● Requirements: Convert the records from the line containing "Output each element" through the line containing "streak-count: 连续打卡4天 (475, 181, 566, 200)", both included, into a numbered list, omitting any blank lines.

● Materials provided:
--
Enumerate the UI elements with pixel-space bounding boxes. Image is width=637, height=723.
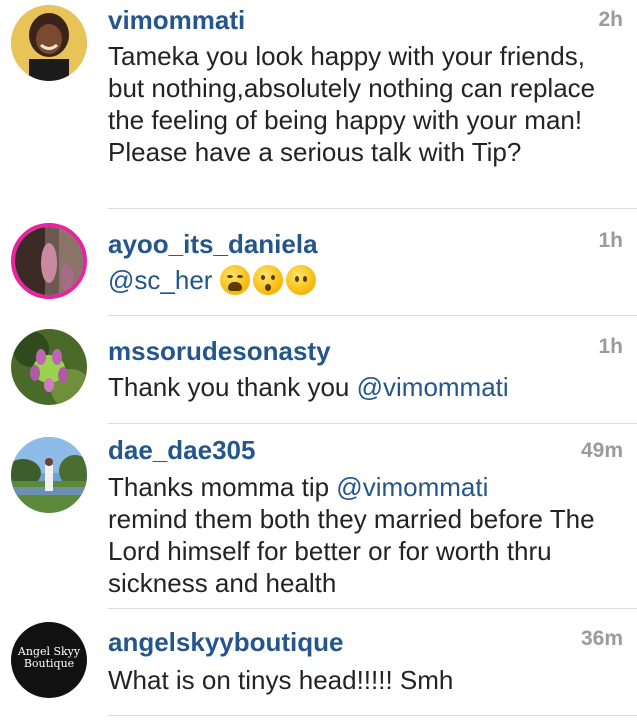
--
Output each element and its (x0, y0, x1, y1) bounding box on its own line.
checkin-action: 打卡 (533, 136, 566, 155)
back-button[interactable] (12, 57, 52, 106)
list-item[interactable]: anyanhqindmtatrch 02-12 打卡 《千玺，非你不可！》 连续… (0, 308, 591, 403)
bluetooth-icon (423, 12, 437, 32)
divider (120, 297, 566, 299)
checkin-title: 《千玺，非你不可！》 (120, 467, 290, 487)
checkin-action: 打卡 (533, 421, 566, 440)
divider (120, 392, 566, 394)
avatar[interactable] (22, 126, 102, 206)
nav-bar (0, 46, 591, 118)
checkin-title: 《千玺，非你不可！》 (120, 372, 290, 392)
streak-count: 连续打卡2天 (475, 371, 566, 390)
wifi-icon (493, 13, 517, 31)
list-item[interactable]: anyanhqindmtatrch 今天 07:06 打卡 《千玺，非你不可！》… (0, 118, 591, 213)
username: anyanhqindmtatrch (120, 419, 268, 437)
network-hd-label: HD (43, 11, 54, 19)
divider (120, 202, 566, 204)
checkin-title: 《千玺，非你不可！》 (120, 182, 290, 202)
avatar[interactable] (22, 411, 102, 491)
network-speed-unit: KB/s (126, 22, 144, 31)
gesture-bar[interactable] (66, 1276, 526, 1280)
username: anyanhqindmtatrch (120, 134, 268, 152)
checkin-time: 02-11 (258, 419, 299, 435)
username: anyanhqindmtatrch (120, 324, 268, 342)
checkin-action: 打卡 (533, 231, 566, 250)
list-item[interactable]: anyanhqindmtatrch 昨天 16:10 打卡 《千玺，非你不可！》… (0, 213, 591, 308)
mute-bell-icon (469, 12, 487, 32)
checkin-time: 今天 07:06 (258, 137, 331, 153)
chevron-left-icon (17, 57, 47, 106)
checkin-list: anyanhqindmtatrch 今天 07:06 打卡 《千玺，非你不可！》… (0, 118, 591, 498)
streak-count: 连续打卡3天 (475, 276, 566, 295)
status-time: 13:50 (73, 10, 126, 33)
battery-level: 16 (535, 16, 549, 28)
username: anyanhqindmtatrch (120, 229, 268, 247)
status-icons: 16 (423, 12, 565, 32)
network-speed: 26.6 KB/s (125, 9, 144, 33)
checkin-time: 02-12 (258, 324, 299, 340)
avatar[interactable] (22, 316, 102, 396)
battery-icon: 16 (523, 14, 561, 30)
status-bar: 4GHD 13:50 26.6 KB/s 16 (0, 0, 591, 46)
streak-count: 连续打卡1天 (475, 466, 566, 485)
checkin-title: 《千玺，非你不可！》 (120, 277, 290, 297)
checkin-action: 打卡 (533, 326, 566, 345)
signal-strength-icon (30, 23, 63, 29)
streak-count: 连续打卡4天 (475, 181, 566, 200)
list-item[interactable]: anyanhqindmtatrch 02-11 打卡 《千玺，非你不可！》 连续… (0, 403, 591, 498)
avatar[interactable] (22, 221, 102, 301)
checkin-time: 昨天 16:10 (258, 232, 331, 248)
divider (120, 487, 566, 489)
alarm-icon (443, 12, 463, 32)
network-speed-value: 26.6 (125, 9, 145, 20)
--
● Solved exercise:
1. Output each element and its (x0, y0, x1, y1) bounding box on its own line.
2. checkin-action: 打卡 (533, 136, 566, 155)
3. back-button[interactable] (12, 57, 52, 106)
4. list-item[interactable]: anyanhqindmtatrch 02-12 打卡 《千玺，非你不可！》 连续… (0, 308, 591, 403)
5. bluetooth-icon (423, 12, 437, 32)
6. divider (120, 297, 566, 299)
7. checkin-title: 《千玺，非你不可！》 (120, 467, 290, 487)
8. checkin-action: 打卡 (533, 421, 566, 440)
9. divider (120, 392, 566, 394)
10. avatar[interactable] (22, 126, 102, 206)
11. nav-bar (0, 46, 591, 118)
12. checkin-title: 《千玺，非你不可！》 (120, 372, 290, 392)
13. streak-count: 连续打卡2天 (475, 371, 566, 390)
14. wifi-icon (493, 13, 517, 31)
15. list-item[interactable]: anyanhqindmtatrch 今天 07:06 打卡 《千玺，非你不可！》… (0, 118, 591, 213)
16. username: anyanhqindmtatrch (120, 419, 268, 437)
17. network-hd-label: HD (43, 11, 54, 19)
18. divider (120, 202, 566, 204)
19. checkin-title: 《千玺，非你不可！》 (120, 182, 290, 202)
20. avatar[interactable] (22, 411, 102, 491)
21. network-speed-unit: KB/s (126, 22, 144, 31)
22. gesture-bar[interactable] (66, 1276, 526, 1280)
23. username: anyanhqindmtatrch (120, 134, 268, 152)
24. checkin-time: 02-11 (258, 419, 299, 435)
25. username: anyanhqindmtatrch (120, 324, 268, 342)
26. checkin-action: 打卡 (533, 231, 566, 250)
27. list-item[interactable]: anyanhqindmtatrch 昨天 16:10 打卡 《千玺，非你不可！》… (0, 213, 591, 308)
28. mute-bell-icon (469, 12, 487, 32)
29. checkin-time: 今天 07:06 (258, 137, 331, 153)
30. chevron-left-icon (17, 57, 47, 106)
31. checkin-list: anyanhqindmtatrch 今天 07:06 打卡 《千玺，非你不可！》… (0, 118, 591, 498)
32. streak-count: 连续打卡3天 (475, 276, 566, 295)
33. status-time: 13:50 (73, 10, 126, 33)
34. battery-level: 16 (535, 16, 549, 28)
35. username: anyanhqindmtatrch (120, 229, 268, 247)
36. status-icons: 16 (423, 12, 565, 32)
37. network-speed: 26.6 KB/s (125, 9, 144, 33)
38. checkin-time: 02-12 (258, 324, 299, 340)
39. avatar[interactable] (22, 316, 102, 396)
40. battery-icon: 16 (523, 14, 561, 30)
41. status-bar: 4GHD 13:50 26.6 KB/s 16 (0, 0, 591, 46)
42. streak-count: 连续打卡1天 (475, 466, 566, 485)
43. checkin-title: 《千玺，非你不可！》 (120, 277, 290, 297)
44. checkin-action: 打卡 (533, 326, 566, 345)
45. signal-strength-icon (30, 23, 63, 29)
46. streak-count: 连续打卡4天 (475, 181, 566, 200)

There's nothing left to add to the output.